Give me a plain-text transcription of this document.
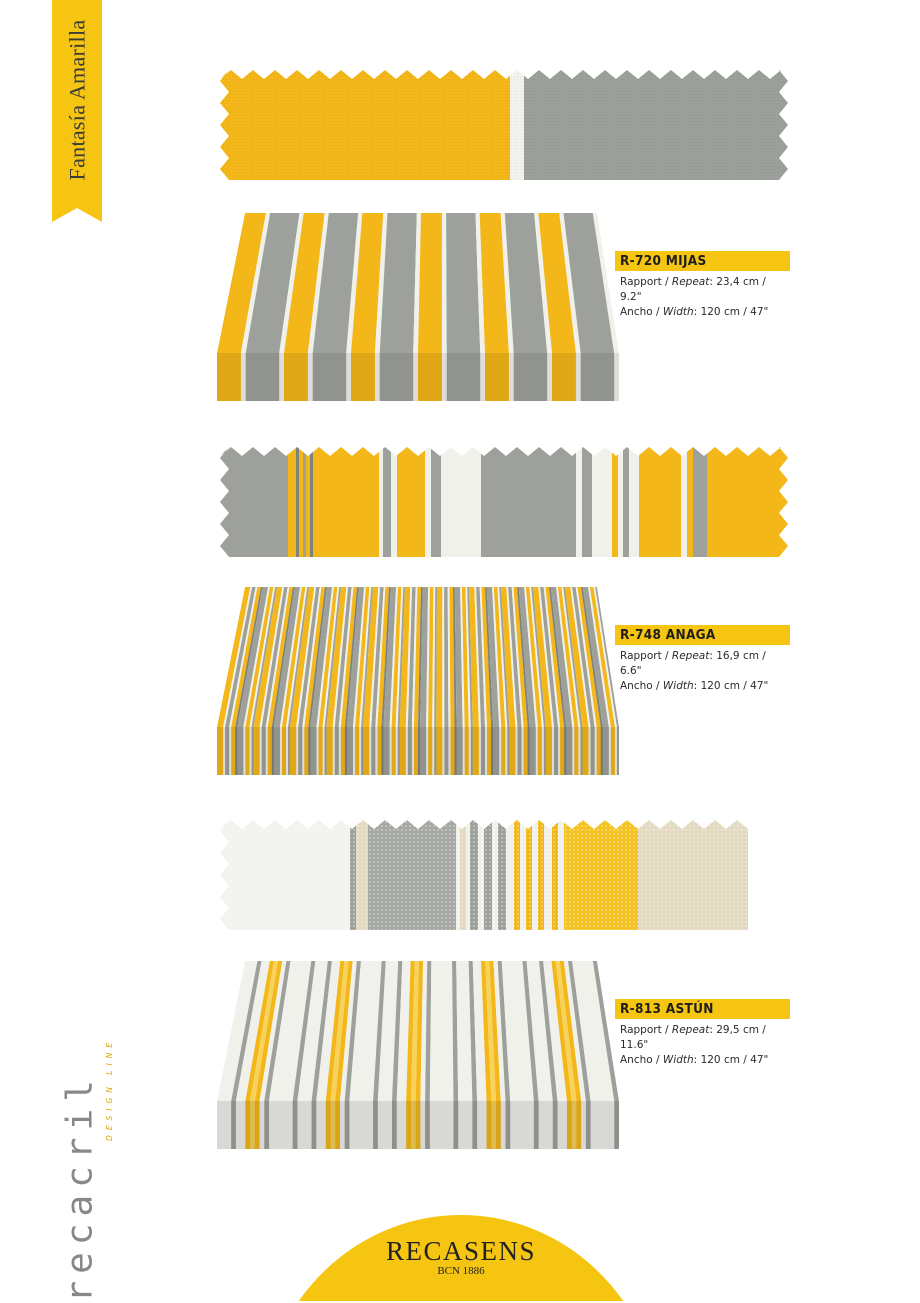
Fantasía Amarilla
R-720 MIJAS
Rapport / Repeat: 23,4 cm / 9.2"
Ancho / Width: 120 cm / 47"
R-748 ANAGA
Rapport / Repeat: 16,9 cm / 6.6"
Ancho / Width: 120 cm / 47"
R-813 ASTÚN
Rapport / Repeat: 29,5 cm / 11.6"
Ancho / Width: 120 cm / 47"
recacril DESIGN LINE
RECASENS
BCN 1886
--
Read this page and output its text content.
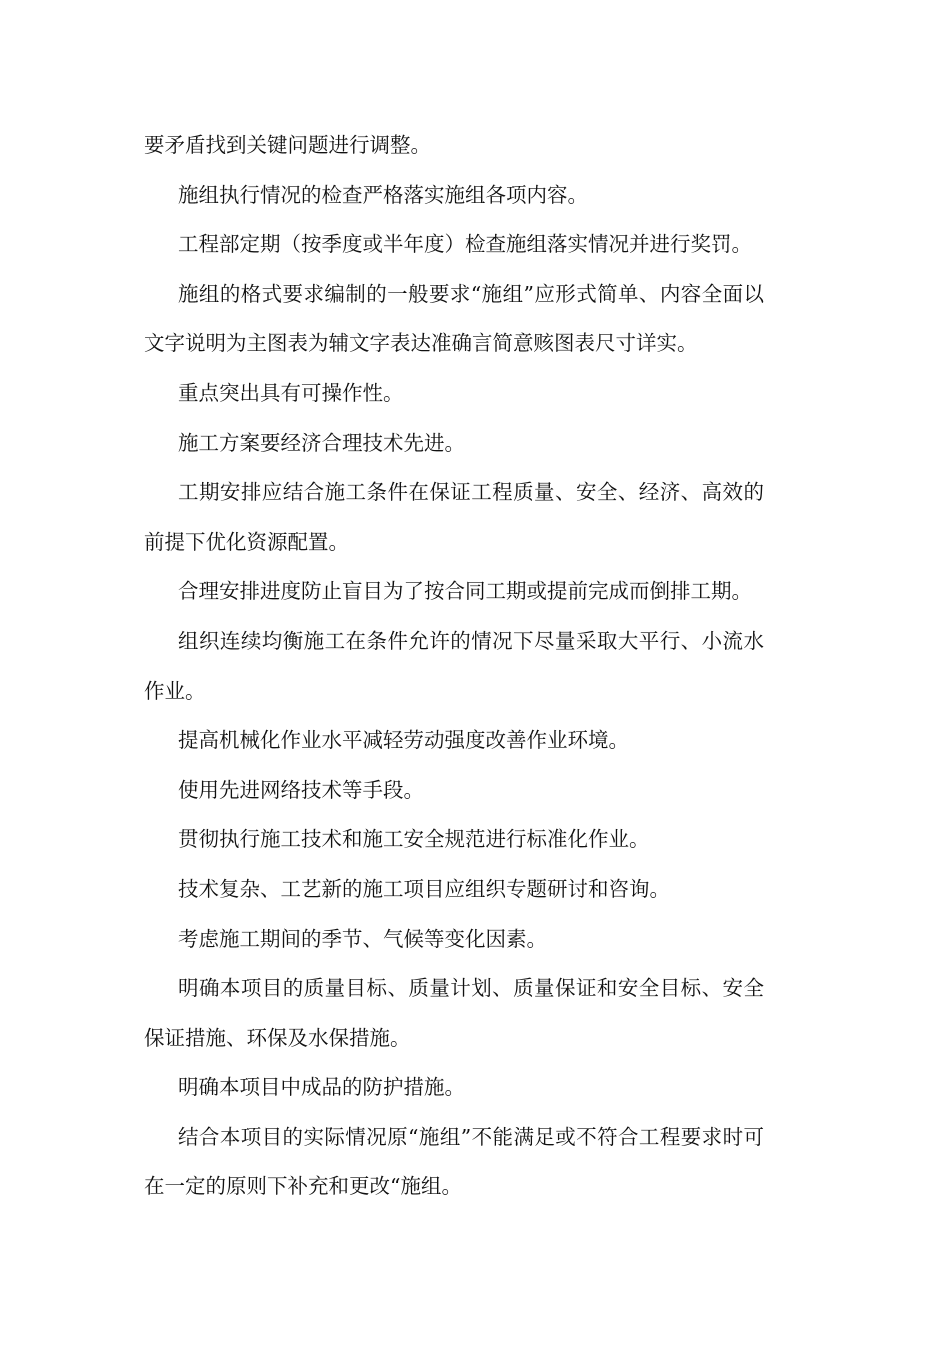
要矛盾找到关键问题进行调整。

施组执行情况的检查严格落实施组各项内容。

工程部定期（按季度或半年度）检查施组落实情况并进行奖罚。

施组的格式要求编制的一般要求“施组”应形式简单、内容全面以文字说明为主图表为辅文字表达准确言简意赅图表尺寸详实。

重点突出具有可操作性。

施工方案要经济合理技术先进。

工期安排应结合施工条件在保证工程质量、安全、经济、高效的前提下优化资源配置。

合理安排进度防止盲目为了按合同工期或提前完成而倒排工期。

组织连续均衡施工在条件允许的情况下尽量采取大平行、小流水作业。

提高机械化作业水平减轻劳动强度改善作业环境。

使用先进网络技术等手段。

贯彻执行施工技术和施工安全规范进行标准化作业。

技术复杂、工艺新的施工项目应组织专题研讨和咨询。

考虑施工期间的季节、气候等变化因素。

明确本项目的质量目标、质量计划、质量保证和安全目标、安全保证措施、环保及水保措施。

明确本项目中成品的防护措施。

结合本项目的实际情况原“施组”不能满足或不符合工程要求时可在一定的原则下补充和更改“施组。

→ Goal
Check each line of the records for the word "Rapport", and show the lines that contain it.

→ Written answer
Rapport / Repeat: 23,4 cm / 9.2"
Rapport / Repeat: 16,9 cm / 6.6"
Rapport / Repeat: 29,5 cm / 11.6"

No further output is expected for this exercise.